§ Exercise directions:
What number of lines hold the word "environments"? State that number and nothing besides.

§ Information supplied:
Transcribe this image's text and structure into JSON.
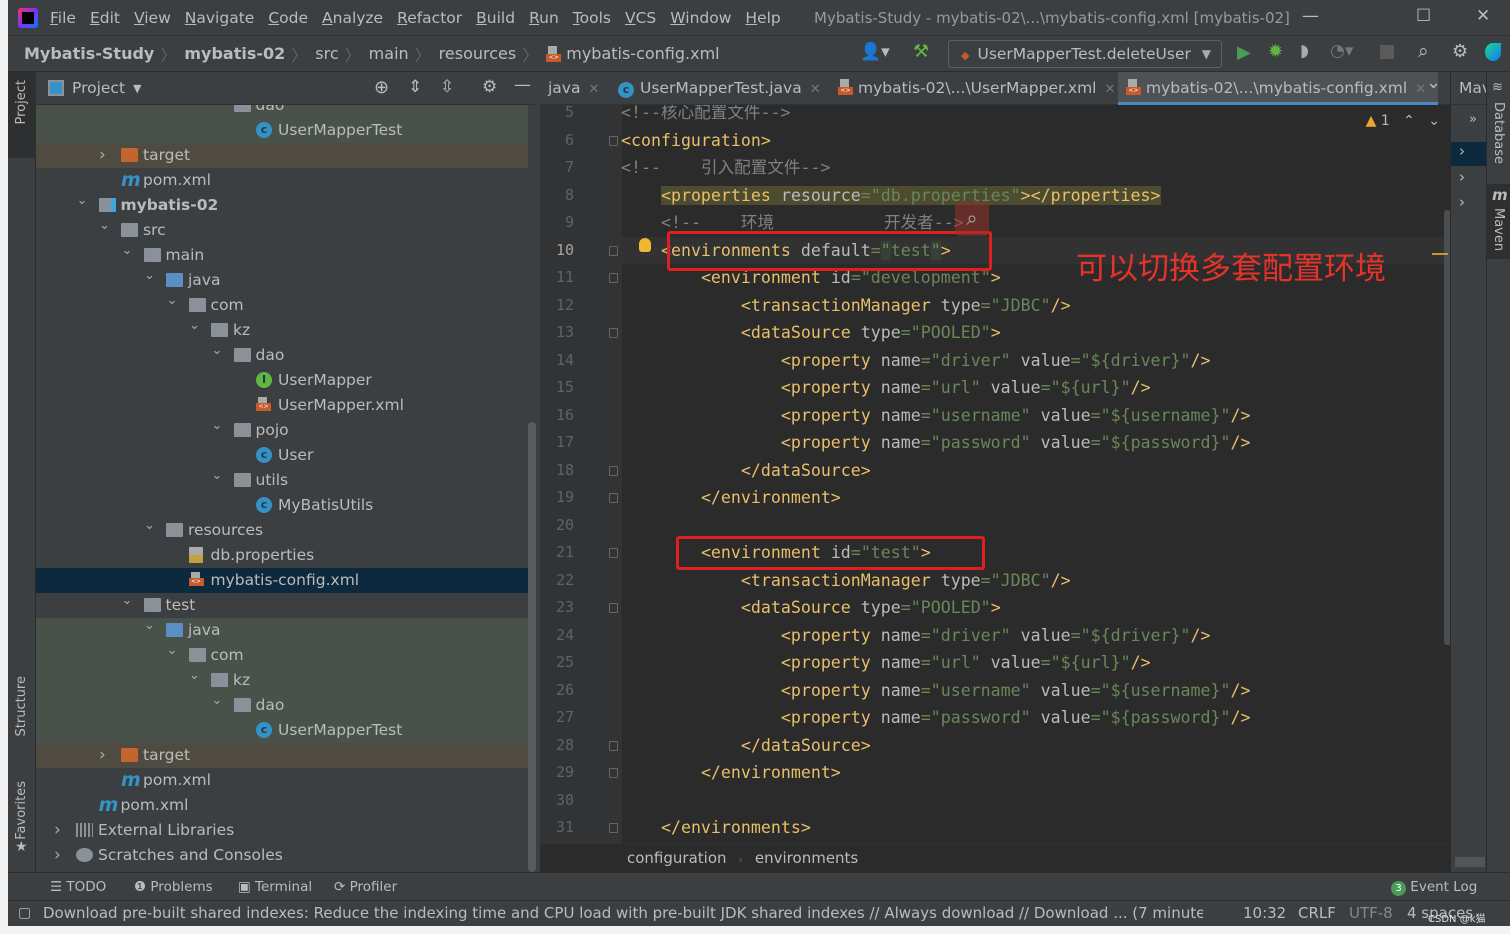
{
  "title_bar": {
    "menus": [
      "File",
      "Edit",
      "View",
      "Navigate",
      "Code",
      "Analyze",
      "Refactor",
      "Build",
      "Run",
      "Tools",
      "VCS",
      "Window",
      "Help"
    ],
    "window_title": "Mybatis-Study - mybatis-02\\...\\mybatis-config.xml [mybatis-02]",
    "minimize": "—",
    "maximize": "☐",
    "close": "✕"
  },
  "nav": {
    "breadcrumbs": [
      "Mybatis-Study",
      "mybatis-02",
      "src",
      "main",
      "resources",
      "mybatis-config.xml"
    ],
    "run_config": "UserMapperTest.deleteUser"
  },
  "left_stripe": {
    "project": "Project",
    "structure": "Structure",
    "favorites": "Favorites"
  },
  "project_panel": {
    "title": "Project",
    "tree": [
      {
        "label": "dao",
        "depth": 7,
        "icon": "folder",
        "arrow": "open",
        "bg": "green"
      },
      {
        "label": "UserMapperTest",
        "depth": 8,
        "icon": "class",
        "bg": "green"
      },
      {
        "label": "target",
        "depth": 2,
        "icon": "folder-orange",
        "arrow": "closed",
        "bg": "brown"
      },
      {
        "label": "pom.xml",
        "depth": 2,
        "icon": "maven"
      },
      {
        "label": "mybatis-02",
        "depth": 1,
        "icon": "module",
        "arrow": "open",
        "bold": true
      },
      {
        "label": "src",
        "depth": 2,
        "icon": "folder",
        "arrow": "open"
      },
      {
        "label": "main",
        "depth": 3,
        "icon": "folder",
        "arrow": "open"
      },
      {
        "label": "java",
        "depth": 4,
        "icon": "folder-blue",
        "arrow": "open"
      },
      {
        "label": "com",
        "depth": 5,
        "icon": "folder",
        "arrow": "open"
      },
      {
        "label": "kz",
        "depth": 6,
        "icon": "folder",
        "arrow": "open"
      },
      {
        "label": "dao",
        "depth": 7,
        "icon": "folder",
        "arrow": "open"
      },
      {
        "label": "UserMapper",
        "depth": 8,
        "icon": "interface"
      },
      {
        "label": "UserMapper.xml",
        "depth": 8,
        "icon": "xml"
      },
      {
        "label": "pojo",
        "depth": 7,
        "icon": "folder",
        "arrow": "open"
      },
      {
        "label": "User",
        "depth": 8,
        "icon": "class"
      },
      {
        "label": "utils",
        "depth": 7,
        "icon": "folder",
        "arrow": "open"
      },
      {
        "label": "MyBatisUtils",
        "depth": 8,
        "icon": "class"
      },
      {
        "label": "resources",
        "depth": 4,
        "icon": "folder",
        "arrow": "open"
      },
      {
        "label": "db.properties",
        "depth": 5,
        "icon": "properties"
      },
      {
        "label": "mybatis-config.xml",
        "depth": 5,
        "icon": "xml",
        "selected": true
      },
      {
        "label": "test",
        "depth": 3,
        "icon": "folder",
        "arrow": "open"
      },
      {
        "label": "java",
        "depth": 4,
        "icon": "folder-blue",
        "arrow": "open",
        "bg": "green"
      },
      {
        "label": "com",
        "depth": 5,
        "icon": "folder",
        "arrow": "open",
        "bg": "green"
      },
      {
        "label": "kz",
        "depth": 6,
        "icon": "folder",
        "arrow": "open",
        "bg": "green"
      },
      {
        "label": "dao",
        "depth": 7,
        "icon": "folder",
        "arrow": "open",
        "bg": "green"
      },
      {
        "label": "UserMapperTest",
        "depth": 8,
        "icon": "class",
        "bg": "green"
      },
      {
        "label": "target",
        "depth": 2,
        "icon": "folder-orange",
        "arrow": "closed",
        "bg": "brown"
      },
      {
        "label": "pom.xml",
        "depth": 2,
        "icon": "maven"
      },
      {
        "label": "pom.xml",
        "depth": 1,
        "icon": "maven"
      },
      {
        "label": "External Libraries",
        "depth": 0,
        "icon": "libraries",
        "arrow": "closed"
      },
      {
        "label": "Scratches and Consoles",
        "depth": 0,
        "icon": "scratches",
        "arrow": "closed"
      }
    ]
  },
  "editor_tabs": [
    {
      "label": "java",
      "active": false
    },
    {
      "label": "UserMapperTest.java",
      "active": false
    },
    {
      "label": "mybatis-02\\...\\UserMapper.xml",
      "active": false
    },
    {
      "label": "mybatis-02\\...\\mybatis-config.xml",
      "active": true
    }
  ],
  "editor": {
    "warning_count": "1",
    "current_line": 10,
    "annotation": "可以切换多套配置环境",
    "lines": [
      {
        "n": "5",
        "indent": 0,
        "tokens": [
          [
            "com",
            "<!--核心配置文件-->"
          ]
        ]
      },
      {
        "n": "6",
        "indent": 0,
        "fold": true,
        "tokens": [
          [
            "tag",
            "<configuration>"
          ]
        ]
      },
      {
        "n": "7",
        "indent": 0,
        "tokens": [
          [
            "com",
            "<!--    引入配置文件-->"
          ]
        ]
      },
      {
        "n": "8",
        "indent": 4,
        "hl": true,
        "tokens": [
          [
            "tag",
            "<properties"
          ],
          [
            "attr",
            " resource"
          ],
          [
            "eq",
            "="
          ],
          [
            "str",
            "\"db.properties\""
          ],
          [
            "tag",
            "></properties>"
          ]
        ]
      },
      {
        "n": "9",
        "indent": 4,
        "tokens": [
          [
            "com",
            "<!--    环境           开发者-->"
          ]
        ]
      },
      {
        "n": "10",
        "indent": 4,
        "fold": true,
        "tokens": [
          [
            "tag",
            "<environments"
          ],
          [
            "attr",
            " default"
          ],
          [
            "eq",
            "="
          ],
          [
            "q",
            "\""
          ],
          [
            "str",
            "test"
          ],
          [
            "q",
            "\""
          ],
          [
            "tag",
            ">"
          ]
        ]
      },
      {
        "n": "11",
        "indent": 8,
        "fold": true,
        "tokens": [
          [
            "tag",
            "<environment"
          ],
          [
            "attr",
            " id"
          ],
          [
            "eq",
            "="
          ],
          [
            "str",
            "\"development\""
          ],
          [
            "tag",
            ">"
          ]
        ]
      },
      {
        "n": "12",
        "indent": 12,
        "tokens": [
          [
            "tag",
            "<transactionManager"
          ],
          [
            "attr",
            " type"
          ],
          [
            "eq",
            "="
          ],
          [
            "str",
            "\"JDBC\""
          ],
          [
            "tag",
            "/>"
          ]
        ]
      },
      {
        "n": "13",
        "indent": 12,
        "fold": true,
        "tokens": [
          [
            "tag",
            "<dataSource"
          ],
          [
            "attr",
            " type"
          ],
          [
            "eq",
            "="
          ],
          [
            "str",
            "\"POOLED\""
          ],
          [
            "tag",
            ">"
          ]
        ]
      },
      {
        "n": "14",
        "indent": 16,
        "tokens": [
          [
            "tag",
            "<property"
          ],
          [
            "attr",
            " name"
          ],
          [
            "eq",
            "="
          ],
          [
            "str",
            "\"driver\""
          ],
          [
            "attr",
            " value"
          ],
          [
            "eq",
            "="
          ],
          [
            "str",
            "\"${driver}\""
          ],
          [
            "tag",
            "/>"
          ]
        ]
      },
      {
        "n": "15",
        "indent": 16,
        "tokens": [
          [
            "tag",
            "<property"
          ],
          [
            "attr",
            " name"
          ],
          [
            "eq",
            "="
          ],
          [
            "str",
            "\"url\""
          ],
          [
            "attr",
            " value"
          ],
          [
            "eq",
            "="
          ],
          [
            "str",
            "\"${url}\""
          ],
          [
            "tag",
            "/>"
          ]
        ]
      },
      {
        "n": "16",
        "indent": 16,
        "tokens": [
          [
            "tag",
            "<property"
          ],
          [
            "attr",
            " name"
          ],
          [
            "eq",
            "="
          ],
          [
            "str",
            "\"username\""
          ],
          [
            "attr",
            " value"
          ],
          [
            "eq",
            "="
          ],
          [
            "str",
            "\"${username}\""
          ],
          [
            "tag",
            "/>"
          ]
        ]
      },
      {
        "n": "17",
        "indent": 16,
        "tokens": [
          [
            "tag",
            "<property"
          ],
          [
            "attr",
            " name"
          ],
          [
            "eq",
            "="
          ],
          [
            "str",
            "\"password\""
          ],
          [
            "attr",
            " value"
          ],
          [
            "eq",
            "="
          ],
          [
            "str",
            "\"${password}\""
          ],
          [
            "tag",
            "/>"
          ]
        ]
      },
      {
        "n": "18",
        "indent": 12,
        "fold": true,
        "tokens": [
          [
            "tag",
            "</dataSource>"
          ]
        ]
      },
      {
        "n": "19",
        "indent": 8,
        "fold": true,
        "tokens": [
          [
            "tag",
            "</environment>"
          ]
        ]
      },
      {
        "n": "20",
        "indent": 0,
        "tokens": []
      },
      {
        "n": "21",
        "indent": 8,
        "fold": true,
        "tokens": [
          [
            "tag",
            "<environment"
          ],
          [
            "attr",
            " id"
          ],
          [
            "eq",
            "="
          ],
          [
            "str",
            "\"test\""
          ],
          [
            "tag",
            ">"
          ]
        ]
      },
      {
        "n": "22",
        "indent": 12,
        "tokens": [
          [
            "tag",
            "<transactionManager"
          ],
          [
            "attr",
            " type"
          ],
          [
            "eq",
            "="
          ],
          [
            "str",
            "\"JDBC\""
          ],
          [
            "tag",
            "/>"
          ]
        ]
      },
      {
        "n": "23",
        "indent": 12,
        "fold": true,
        "tokens": [
          [
            "tag",
            "<dataSource"
          ],
          [
            "attr",
            " type"
          ],
          [
            "eq",
            "="
          ],
          [
            "str",
            "\"POOLED\""
          ],
          [
            "tag",
            ">"
          ]
        ]
      },
      {
        "n": "24",
        "indent": 16,
        "tokens": [
          [
            "tag",
            "<property"
          ],
          [
            "attr",
            " name"
          ],
          [
            "eq",
            "="
          ],
          [
            "str",
            "\"driver\""
          ],
          [
            "attr",
            " value"
          ],
          [
            "eq",
            "="
          ],
          [
            "str",
            "\"${driver}\""
          ],
          [
            "tag",
            "/>"
          ]
        ]
      },
      {
        "n": "25",
        "indent": 16,
        "tokens": [
          [
            "tag",
            "<property"
          ],
          [
            "attr",
            " name"
          ],
          [
            "eq",
            "="
          ],
          [
            "str",
            "\"url\""
          ],
          [
            "attr",
            " value"
          ],
          [
            "eq",
            "="
          ],
          [
            "str",
            "\"${url}\""
          ],
          [
            "tag",
            "/>"
          ]
        ]
      },
      {
        "n": "26",
        "indent": 16,
        "tokens": [
          [
            "tag",
            "<property"
          ],
          [
            "attr",
            " name"
          ],
          [
            "eq",
            "="
          ],
          [
            "str",
            "\"username\""
          ],
          [
            "attr",
            " value"
          ],
          [
            "eq",
            "="
          ],
          [
            "str",
            "\"${username}\""
          ],
          [
            "tag",
            "/>"
          ]
        ]
      },
      {
        "n": "27",
        "indent": 16,
        "tokens": [
          [
            "tag",
            "<property"
          ],
          [
            "attr",
            " name"
          ],
          [
            "eq",
            "="
          ],
          [
            "str",
            "\"password\""
          ],
          [
            "attr",
            " value"
          ],
          [
            "eq",
            "="
          ],
          [
            "str",
            "\"${password}\""
          ],
          [
            "tag",
            "/>"
          ]
        ]
      },
      {
        "n": "28",
        "indent": 12,
        "fold": true,
        "tokens": [
          [
            "tag",
            "</dataSource>"
          ]
        ]
      },
      {
        "n": "29",
        "indent": 8,
        "fold": true,
        "tokens": [
          [
            "tag",
            "</environment>"
          ]
        ]
      },
      {
        "n": "30",
        "indent": 0,
        "tokens": []
      },
      {
        "n": "31",
        "indent": 4,
        "fold": true,
        "tokens": [
          [
            "tag",
            "</environments>"
          ]
        ]
      }
    ],
    "breadcrumb": [
      "configuration",
      "environments"
    ]
  },
  "right_panel": {
    "maven_header": "Mav",
    "expand": "»",
    "database": "Database",
    "maven": "Maven"
  },
  "tool_windows": {
    "todo": "TODO",
    "problems": "Problems",
    "terminal": "Terminal",
    "profiler": "Profiler",
    "event_log": "Event Log",
    "event_count": "3"
  },
  "status_bar": {
    "message": "Download pre-built shared indexes: Reduce the indexing time and CPU load with pre-built JDK shared indexes // Always download // Download ... (7 minutes ago)",
    "position": "10:32",
    "line_sep": "CRLF",
    "encoding": "UTF-8",
    "indent": "4 spaces",
    "watermark": "CSDN @k猫"
  },
  "colors": {
    "accent": "#4a88c7",
    "annotation": "#e6332a",
    "tag": "#e8bf6a",
    "string": "#6a8759",
    "comment": "#808080"
  }
}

§ Worked solution:
3